━━━━━ MATERIAL SHOWN ━━━━━

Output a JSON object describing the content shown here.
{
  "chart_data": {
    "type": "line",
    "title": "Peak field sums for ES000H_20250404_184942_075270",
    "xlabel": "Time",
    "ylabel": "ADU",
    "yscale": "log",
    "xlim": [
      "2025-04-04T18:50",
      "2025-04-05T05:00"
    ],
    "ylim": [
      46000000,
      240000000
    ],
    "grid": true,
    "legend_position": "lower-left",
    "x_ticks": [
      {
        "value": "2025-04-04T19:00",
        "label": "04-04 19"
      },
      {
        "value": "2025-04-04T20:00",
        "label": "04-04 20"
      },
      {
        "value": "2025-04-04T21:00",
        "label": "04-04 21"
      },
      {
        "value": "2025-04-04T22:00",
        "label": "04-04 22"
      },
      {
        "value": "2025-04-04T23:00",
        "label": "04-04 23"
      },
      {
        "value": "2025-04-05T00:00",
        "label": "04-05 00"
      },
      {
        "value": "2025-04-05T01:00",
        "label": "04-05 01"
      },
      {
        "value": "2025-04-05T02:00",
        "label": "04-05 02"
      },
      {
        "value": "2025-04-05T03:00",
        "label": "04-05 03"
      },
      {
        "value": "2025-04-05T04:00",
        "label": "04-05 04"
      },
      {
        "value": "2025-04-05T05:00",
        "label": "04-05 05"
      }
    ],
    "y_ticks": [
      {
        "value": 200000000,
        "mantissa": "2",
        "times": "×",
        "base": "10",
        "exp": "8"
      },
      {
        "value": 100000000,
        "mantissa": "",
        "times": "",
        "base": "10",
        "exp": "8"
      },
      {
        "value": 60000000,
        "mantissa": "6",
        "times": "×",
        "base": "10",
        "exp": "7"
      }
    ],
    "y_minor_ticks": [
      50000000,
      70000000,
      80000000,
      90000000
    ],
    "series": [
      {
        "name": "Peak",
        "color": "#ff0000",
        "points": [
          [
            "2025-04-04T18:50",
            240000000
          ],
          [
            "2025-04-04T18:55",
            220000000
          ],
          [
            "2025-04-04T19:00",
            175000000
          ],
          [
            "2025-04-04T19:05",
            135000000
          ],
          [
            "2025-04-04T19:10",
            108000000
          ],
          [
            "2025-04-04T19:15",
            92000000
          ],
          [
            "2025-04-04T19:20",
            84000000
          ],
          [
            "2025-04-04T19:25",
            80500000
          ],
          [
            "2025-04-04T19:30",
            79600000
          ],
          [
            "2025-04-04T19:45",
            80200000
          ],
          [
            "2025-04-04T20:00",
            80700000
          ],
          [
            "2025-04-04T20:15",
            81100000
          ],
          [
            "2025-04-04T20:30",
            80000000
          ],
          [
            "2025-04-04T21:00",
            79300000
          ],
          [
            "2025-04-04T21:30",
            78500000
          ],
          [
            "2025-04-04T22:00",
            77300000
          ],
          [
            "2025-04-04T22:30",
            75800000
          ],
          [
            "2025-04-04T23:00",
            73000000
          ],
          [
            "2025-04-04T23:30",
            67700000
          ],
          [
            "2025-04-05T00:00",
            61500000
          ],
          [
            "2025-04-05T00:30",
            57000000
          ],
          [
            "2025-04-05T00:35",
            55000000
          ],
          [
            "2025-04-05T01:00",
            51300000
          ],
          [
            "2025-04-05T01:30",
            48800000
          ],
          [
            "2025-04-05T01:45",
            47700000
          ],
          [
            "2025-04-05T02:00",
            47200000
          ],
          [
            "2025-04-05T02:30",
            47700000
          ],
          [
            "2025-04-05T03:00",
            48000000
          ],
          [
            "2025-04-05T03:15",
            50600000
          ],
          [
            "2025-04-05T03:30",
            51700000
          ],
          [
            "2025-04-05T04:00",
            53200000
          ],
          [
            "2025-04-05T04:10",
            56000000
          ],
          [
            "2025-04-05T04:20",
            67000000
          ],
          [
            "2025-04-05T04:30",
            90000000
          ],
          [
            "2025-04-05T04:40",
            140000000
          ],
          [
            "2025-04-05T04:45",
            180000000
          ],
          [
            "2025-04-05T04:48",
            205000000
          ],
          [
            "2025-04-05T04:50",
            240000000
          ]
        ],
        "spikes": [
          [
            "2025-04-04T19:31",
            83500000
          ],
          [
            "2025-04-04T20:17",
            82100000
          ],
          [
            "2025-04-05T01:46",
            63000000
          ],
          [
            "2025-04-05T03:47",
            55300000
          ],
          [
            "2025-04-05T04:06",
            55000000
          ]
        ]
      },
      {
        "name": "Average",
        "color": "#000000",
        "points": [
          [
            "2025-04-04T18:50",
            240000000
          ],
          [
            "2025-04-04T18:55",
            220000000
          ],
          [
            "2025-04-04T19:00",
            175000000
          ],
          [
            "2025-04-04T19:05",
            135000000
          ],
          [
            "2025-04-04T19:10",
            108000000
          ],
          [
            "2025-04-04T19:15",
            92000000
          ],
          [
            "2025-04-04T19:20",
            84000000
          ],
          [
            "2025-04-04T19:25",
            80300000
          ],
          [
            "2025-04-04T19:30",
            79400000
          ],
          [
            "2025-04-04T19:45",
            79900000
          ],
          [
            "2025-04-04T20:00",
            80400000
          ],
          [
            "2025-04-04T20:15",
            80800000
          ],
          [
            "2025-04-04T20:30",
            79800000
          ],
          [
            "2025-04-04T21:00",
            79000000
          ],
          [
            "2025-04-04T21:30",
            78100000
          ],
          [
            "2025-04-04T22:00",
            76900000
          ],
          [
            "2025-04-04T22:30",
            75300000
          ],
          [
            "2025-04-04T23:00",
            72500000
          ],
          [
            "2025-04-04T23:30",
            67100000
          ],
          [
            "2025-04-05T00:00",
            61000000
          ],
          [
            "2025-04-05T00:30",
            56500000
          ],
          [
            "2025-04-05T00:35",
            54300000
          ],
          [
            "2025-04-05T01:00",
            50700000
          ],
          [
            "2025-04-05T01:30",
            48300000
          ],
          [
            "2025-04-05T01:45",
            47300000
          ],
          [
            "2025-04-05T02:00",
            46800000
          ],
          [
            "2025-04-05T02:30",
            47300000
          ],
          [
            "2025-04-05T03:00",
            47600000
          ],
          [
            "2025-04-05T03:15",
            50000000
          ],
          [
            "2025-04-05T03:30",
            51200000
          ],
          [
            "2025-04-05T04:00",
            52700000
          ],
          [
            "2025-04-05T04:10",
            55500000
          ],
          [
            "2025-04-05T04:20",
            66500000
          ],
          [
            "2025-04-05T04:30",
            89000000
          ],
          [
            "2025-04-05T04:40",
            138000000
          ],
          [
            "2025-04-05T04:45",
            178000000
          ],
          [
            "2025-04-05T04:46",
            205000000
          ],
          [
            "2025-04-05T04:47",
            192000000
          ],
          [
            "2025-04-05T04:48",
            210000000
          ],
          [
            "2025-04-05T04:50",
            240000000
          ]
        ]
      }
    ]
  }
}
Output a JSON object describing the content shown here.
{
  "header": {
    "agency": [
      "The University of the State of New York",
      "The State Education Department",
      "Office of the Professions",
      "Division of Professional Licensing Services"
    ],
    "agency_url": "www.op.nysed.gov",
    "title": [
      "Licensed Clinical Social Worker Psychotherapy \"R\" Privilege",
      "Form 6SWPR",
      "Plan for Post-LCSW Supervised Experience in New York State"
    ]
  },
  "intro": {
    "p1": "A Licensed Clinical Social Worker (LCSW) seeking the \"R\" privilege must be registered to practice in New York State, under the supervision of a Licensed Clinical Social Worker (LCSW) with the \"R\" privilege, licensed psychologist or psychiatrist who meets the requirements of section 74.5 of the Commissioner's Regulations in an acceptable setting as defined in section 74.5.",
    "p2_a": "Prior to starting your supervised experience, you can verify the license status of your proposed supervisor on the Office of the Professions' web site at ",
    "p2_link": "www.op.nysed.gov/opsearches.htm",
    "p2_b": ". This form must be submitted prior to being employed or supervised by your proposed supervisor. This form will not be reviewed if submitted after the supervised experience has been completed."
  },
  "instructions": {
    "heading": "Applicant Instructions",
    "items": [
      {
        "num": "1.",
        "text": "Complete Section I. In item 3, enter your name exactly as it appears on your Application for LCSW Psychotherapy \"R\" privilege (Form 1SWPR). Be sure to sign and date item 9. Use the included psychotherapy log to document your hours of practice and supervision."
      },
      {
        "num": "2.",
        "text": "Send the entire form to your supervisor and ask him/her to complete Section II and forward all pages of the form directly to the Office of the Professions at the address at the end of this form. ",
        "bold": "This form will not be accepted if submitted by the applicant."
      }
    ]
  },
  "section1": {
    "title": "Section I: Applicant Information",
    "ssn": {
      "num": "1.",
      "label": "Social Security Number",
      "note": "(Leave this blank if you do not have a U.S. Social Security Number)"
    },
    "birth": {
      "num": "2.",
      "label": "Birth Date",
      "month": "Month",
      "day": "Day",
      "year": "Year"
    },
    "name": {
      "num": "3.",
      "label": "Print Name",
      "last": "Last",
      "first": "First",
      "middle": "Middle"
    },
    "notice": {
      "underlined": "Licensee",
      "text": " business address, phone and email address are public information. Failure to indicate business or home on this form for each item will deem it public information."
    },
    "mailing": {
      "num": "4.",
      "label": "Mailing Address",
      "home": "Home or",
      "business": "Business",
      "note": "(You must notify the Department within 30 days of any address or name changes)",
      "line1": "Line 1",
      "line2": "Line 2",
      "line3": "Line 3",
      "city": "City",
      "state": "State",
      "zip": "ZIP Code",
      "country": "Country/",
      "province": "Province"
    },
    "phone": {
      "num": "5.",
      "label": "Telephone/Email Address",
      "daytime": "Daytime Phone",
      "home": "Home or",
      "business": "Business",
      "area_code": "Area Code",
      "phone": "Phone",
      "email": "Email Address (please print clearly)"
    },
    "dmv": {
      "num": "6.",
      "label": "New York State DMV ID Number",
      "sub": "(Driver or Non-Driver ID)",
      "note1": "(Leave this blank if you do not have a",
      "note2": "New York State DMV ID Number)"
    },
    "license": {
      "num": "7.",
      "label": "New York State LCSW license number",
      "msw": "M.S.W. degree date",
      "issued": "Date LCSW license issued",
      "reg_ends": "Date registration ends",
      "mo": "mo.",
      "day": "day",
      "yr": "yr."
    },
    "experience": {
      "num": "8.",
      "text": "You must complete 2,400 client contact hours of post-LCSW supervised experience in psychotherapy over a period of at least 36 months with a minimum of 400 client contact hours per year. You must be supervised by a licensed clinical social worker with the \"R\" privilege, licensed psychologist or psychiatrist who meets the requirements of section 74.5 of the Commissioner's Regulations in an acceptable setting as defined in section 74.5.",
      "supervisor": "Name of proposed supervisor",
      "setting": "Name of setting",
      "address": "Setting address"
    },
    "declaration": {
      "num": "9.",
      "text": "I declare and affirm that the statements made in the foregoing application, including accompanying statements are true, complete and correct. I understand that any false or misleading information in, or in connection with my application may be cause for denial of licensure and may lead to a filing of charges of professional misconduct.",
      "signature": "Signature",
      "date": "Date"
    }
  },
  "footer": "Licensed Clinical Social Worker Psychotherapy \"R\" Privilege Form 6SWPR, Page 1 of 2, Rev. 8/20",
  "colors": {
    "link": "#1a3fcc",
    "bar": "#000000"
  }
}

━━━━━

DIRECTIONS: Within the data above, pick out all lines holding the word "true".

EXERCISE RESPONSE:
    "grid": true,
      "text": "I declare and affirm that the statements made in the foregoing application, including accompanying statements are true, complete and correct. I understand that any false or misleading information in, or in connection with my application may be cause for denial of licensure and may lead to a filing of charges of professional misconduct.",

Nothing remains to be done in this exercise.